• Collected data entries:
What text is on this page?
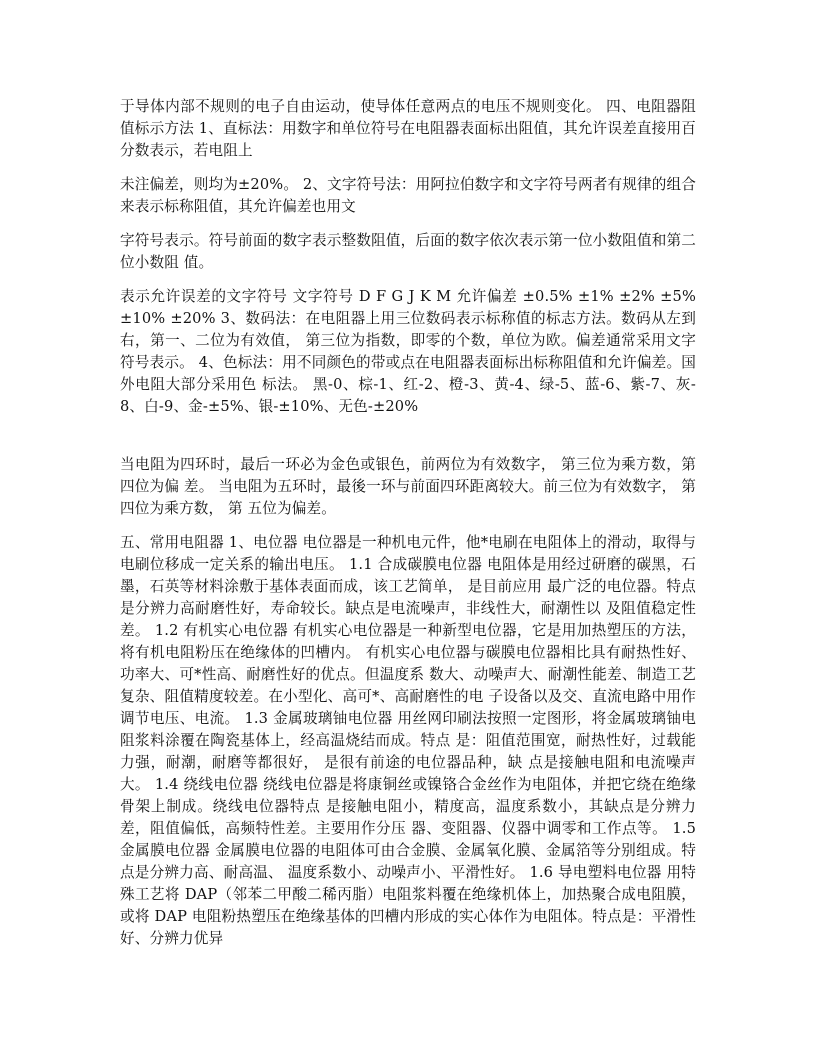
于导体内部不规则的电子自由运动，使导体任意两点的电压不规则变化。 四、电阻器阻值标示方法 1、直标法：用数字和单位符号在电阻器表面标出阻值，其允许误差直接用百分数表示，若电阻上

未注偏差，则均为±20%。 2、文字符号法：用阿拉伯数字和文字符号两者有规律的组合来表示标称阻值，其允许偏差也用文

字符号表示。符号前面的数字表示整数阻值，后面的数字依次表示第一位小数阻值和第二位小数阻 值。

表示允许误差的文字符号 文字符号 D F G J K M 允许偏差 ±0.5% ±1% ±2% ±5% ±10% ±20% 3、数码法：在电阻器上用三位数码表示标称值的标志方法。数码从左到右，第一、二位为有效值， 第三位为指数，即零的个数，单位为欧。偏差通常采用文字符号表示。 4、色标法：用不同颜色的带或点在电阻器表面标出标称阻值和允许偏差。国外电阻大部分采用色 标法。 黑-0、棕-1、红-2、橙-3、黄-4、绿-5、蓝-6、紫-7、灰-8、白-9、金-±5%、银-±10%、无色-±20%

当电阻为四环时，最后一环必为金色或银色，前两位为有效数字， 第三位为乘方数，第四位为偏 差。 当电阻为五环时，最後一环与前面四环距离较大。前三位为有效数字， 第四位为乘方数， 第 五位为偏差。

五、常用电阻器 1、电位器 电位器是一种机电元件，他*电刷在电阻体上的滑动，取得与电刷位移成一定关系的输出电压。 1.1 合成碳膜电位器 电阻体是用经过研磨的碳黑，石墨，石英等材料涂敷于基体表面而成，该工艺简单， 是目前应用 最广泛的电位器。特点是分辨力高耐磨性好，寿命较长。缺点是电流噪声，非线性大，耐潮性以 及阻值稳定性差。 1.2 有机实心电位器 有机实心电位器是一种新型电位器，它是用加热塑压的方法，将有机电阻粉压在绝缘体的凹槽内。 有机实心电位器与碳膜电位器相比具有耐热性好、功率大、可*性高、耐磨性好的优点。但温度系 数大、动噪声大、耐潮性能差、制造工艺复杂、阻值精度较差。在小型化、高可*、高耐磨性的电 子设备以及交、直流电路中用作调节电压、电流。 1.3 金属玻璃铀电位器 用丝网印刷法按照一定图形，将金属玻璃铀电阻浆料涂覆在陶瓷基体上，经高温烧结而成。特点 是：阻值范围宽，耐热性好，过载能力强，耐潮，耐磨等都很好， 是很有前途的电位器品种，缺 点是接触电阻和电流噪声大。 1.4 绕线电位器 绕线电位器是将康铜丝或镍铬合金丝作为电阻体，并把它绕在绝缘骨架上制成。绕线电位器特点 是接触电阻小，精度高，温度系数小，其缺点是分辨力差，阻值偏低，高频特性差。主要用作分压 器、变阻器、仪器中调零和工作点等。 1.5 金属膜电位器 金属膜电位器的电阻体可由合金膜、金属氧化膜、金属箔等分别组成。特点是分辨力高、耐高温、 温度系数小、动噪声小、平滑性好。 1.6 导电塑料电位器 用特殊工艺将 DAP（邻苯二甲酸二稀丙脂）电阻浆料覆在绝缘机体上，加热聚合成电阻膜，或将 DAP 电阻粉热塑压在绝缘基体的凹槽内形成的实心体作为电阻体。特点是：平滑性好、分辨力优异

• STATED PROBLEM: Transcribe the records above verbatim. Do not carry over any picture.

• RESULT OF THE EXERCISE:
What text is on this page?
于导体内部不规则的电子自由运动，使导体任意两点的电压不规则变化。 四、电阻器阻值标示方法 1、直标法：用数字和单位符号在电阻器表面标出阻值，其允许误差直接用百分数表示，若电阻上

未注偏差，则均为±20%。 2、文字符号法：用阿拉伯数字和文字符号两者有规律的组合来表示标称阻值，其允许偏差也用文

字符号表示。符号前面的数字表示整数阻值，后面的数字依次表示第一位小数阻值和第二位小数阻 值。

表示允许误差的文字符号 文字符号 D F G J K M 允许偏差 ±0.5% ±1% ±2% ±5% ±10% ±20% 3、数码法：在电阻器上用三位数码表示标称值的标志方法。数码从左到右，第一、二位为有效值， 第三位为指数，即零的个数，单位为欧。偏差通常采用文字符号表示。 4、色标法：用不同颜色的带或点在电阻器表面标出标称阻值和允许偏差。国外电阻大部分采用色 标法。 黑-0、棕-1、红-2、橙-3、黄-4、绿-5、蓝-6、紫-7、灰-8、白-9、金-±5%、银-±10%、无色-±20%

当电阻为四环时，最后一环必为金色或银色，前两位为有效数字， 第三位为乘方数，第四位为偏 差。 当电阻为五环时，最後一环与前面四环距离较大。前三位为有效数字， 第四位为乘方数， 第 五位为偏差。

五、常用电阻器 1、电位器 电位器是一种机电元件，他*电刷在电阻体上的滑动，取得与电刷位移成一定关系的输出电压。 1.1 合成碳膜电位器 电阻体是用经过研磨的碳黑，石墨，石英等材料涂敷于基体表面而成，该工艺简单， 是目前应用 最广泛的电位器。特点是分辨力高耐磨性好，寿命较长。缺点是电流噪声，非线性大，耐潮性以 及阻值稳定性差。 1.2 有机实心电位器 有机实心电位器是一种新型电位器，它是用加热塑压的方法，将有机电阻粉压在绝缘体的凹槽内。 有机实心电位器与碳膜电位器相比具有耐热性好、功率大、可*性高、耐磨性好的优点。但温度系 数大、动噪声大、耐潮性能差、制造工艺复杂、阻值精度较差。在小型化、高可*、高耐磨性的电 子设备以及交、直流电路中用作调节电压、电流。 1.3 金属玻璃铀电位器 用丝网印刷法按照一定图形，将金属玻璃铀电阻浆料涂覆在陶瓷基体上，经高温烧结而成。特点 是：阻值范围宽，耐热性好，过载能力强，耐潮，耐磨等都很好， 是很有前途的电位器品种，缺 点是接触电阻和电流噪声大。 1.4 绕线电位器 绕线电位器是将康铜丝或镍铬合金丝作为电阻体，并把它绕在绝缘骨架上制成。绕线电位器特点 是接触电阻小，精度高，温度系数小，其缺点是分辨力差，阻值偏低，高频特性差。主要用作分压 器、变阻器、仪器中调零和工作点等。 1.5 金属膜电位器 金属膜电位器的电阻体可由合金膜、金属氧化膜、金属箔等分别组成。特点是分辨力高、耐高温、 温度系数小、动噪声小、平滑性好。 1.6 导电塑料电位器 用特殊工艺将 DAP（邻苯二甲酸二稀丙脂）电阻浆料覆在绝缘机体上，加热聚合成电阻膜，或将 DAP 电阻粉热塑压在绝缘基体的凹槽内形成的实心体作为电阻体。特点是：平滑性好、分辨力优异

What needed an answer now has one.